* **STATED EXERCISE**: Lines containing the string "this" are to be counted. Write only how many there are.

* **GIVEN RECORDS**:
---+---

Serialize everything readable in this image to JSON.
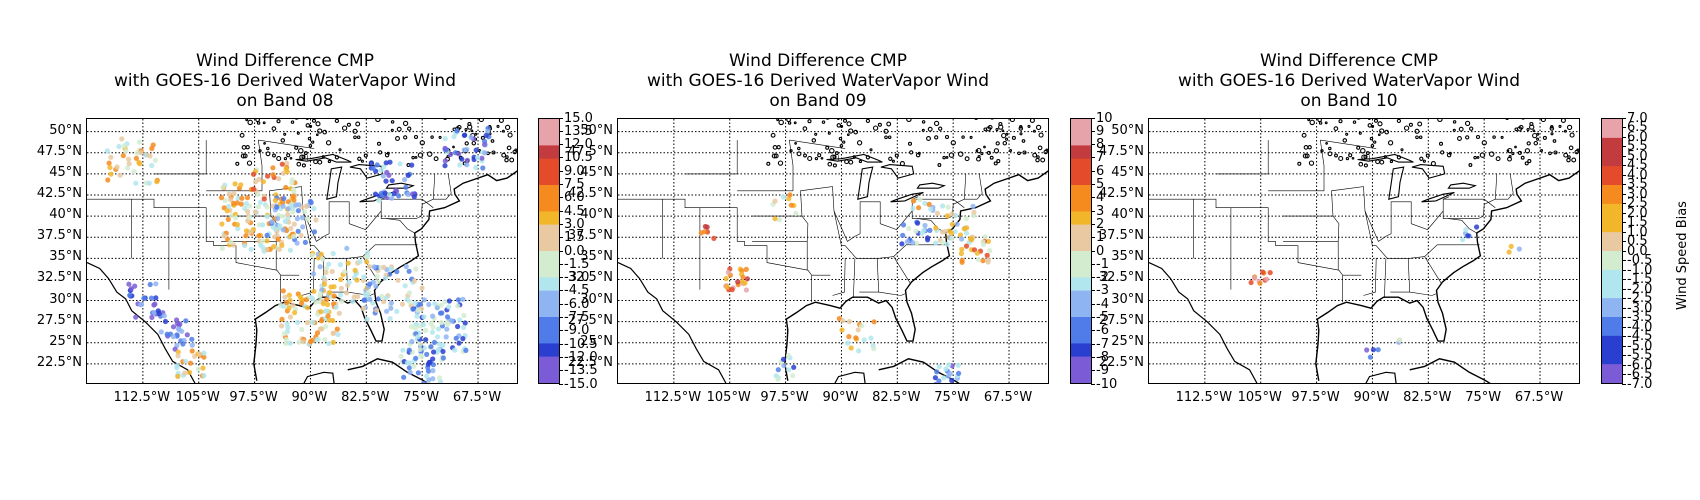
{
  "title_lines": [
    "Wind Difference CMP",
    "with GOES-16 Derived WaterVapor Wind"
  ],
  "panels": [
    {
      "subtitle": "on Band 08",
      "cbar_ticks": [
        "15.0",
        "13.5",
        "12.0",
        "10.5",
        "9.0",
        "7.5",
        "6.0",
        "4.5",
        "3.0",
        "1.5",
        "0.0",
        "-1.5",
        "-3.0",
        "-4.5",
        "-6.0",
        "-7.5",
        "-9.0",
        "-10.5",
        "-12.0",
        "-13.5",
        "-15.0"
      ]
    },
    {
      "subtitle": "on Band 09",
      "cbar_ticks": [
        "10",
        "9",
        "8",
        "7",
        "6",
        "5",
        "4",
        "3",
        "2",
        "1",
        "0",
        "-1",
        "-2",
        "-3",
        "-4",
        "-5",
        "-6",
        "-7",
        "-8",
        "-9",
        "-10"
      ]
    },
    {
      "subtitle": "on Band 10",
      "cbar_ticks": [
        "7.0",
        "6.5",
        "6.0",
        "5.5",
        "5.0",
        "4.5",
        "4.0",
        "3.5",
        "3.0",
        "2.5",
        "2.0",
        "1.5",
        "1.0",
        "0.5",
        "0.0",
        "-0.5",
        "-1.0",
        "-1.5",
        "-2.0",
        "-2.5",
        "-3.0",
        "-3.5",
        "-4.0",
        "-4.5",
        "-5.0",
        "-5.5",
        "-6.0",
        "-6.5",
        "-7.0"
      ],
      "cbar_label": "Wind Speed Bias"
    }
  ],
  "lat_labels": [
    "50°N",
    "47.5°N",
    "45°N",
    "42.5°N",
    "40°N",
    "37.5°N",
    "35°N",
    "32.5°N",
    "30°N",
    "27.5°N",
    "25°N",
    "22.5°N"
  ],
  "lon_labels": [
    "112.5°W",
    "105°W",
    "97.5°W",
    "90°W",
    "82.5°W",
    "75°W",
    "67.5°W"
  ],
  "colormap": [
    "#7b5cd6",
    "#2a3fd0",
    "#4f7ce8",
    "#8fb4f2",
    "#b2e6ee",
    "#d3ecd0",
    "#e8c9a1",
    "#f2b62a",
    "#f58a1f",
    "#e34b2a",
    "#c23b3f",
    "#e6a3aa"
  ],
  "map_extent": {
    "lon": [
      -120,
      -62
    ],
    "lat": [
      20,
      51.5
    ]
  },
  "chart_data": [
    {
      "type": "scatter",
      "subtitle": "on Band 08",
      "value_range": [
        -15,
        15
      ],
      "density": "high"
    },
    {
      "type": "scatter",
      "subtitle": "on Band 09",
      "value_range": [
        -10,
        10
      ],
      "density": "medium"
    },
    {
      "type": "scatter",
      "subtitle": "on Band 10",
      "value_range": [
        -7,
        7
      ],
      "density": "low"
    }
  ]
}
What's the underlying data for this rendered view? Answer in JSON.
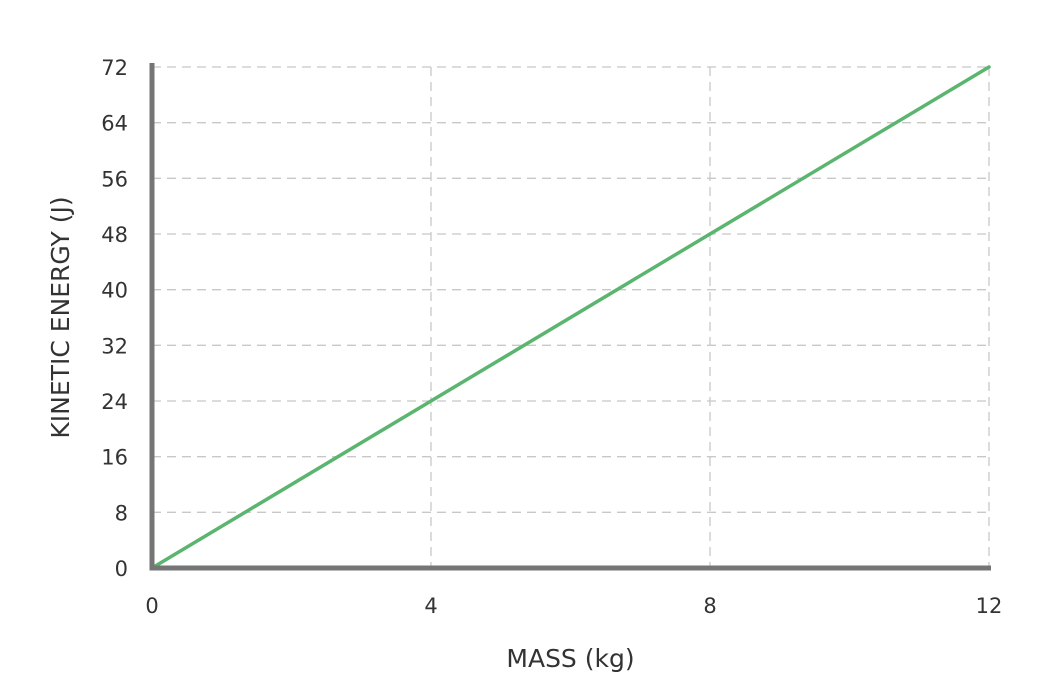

---+---

* **SOLVED EXERCISE**: 2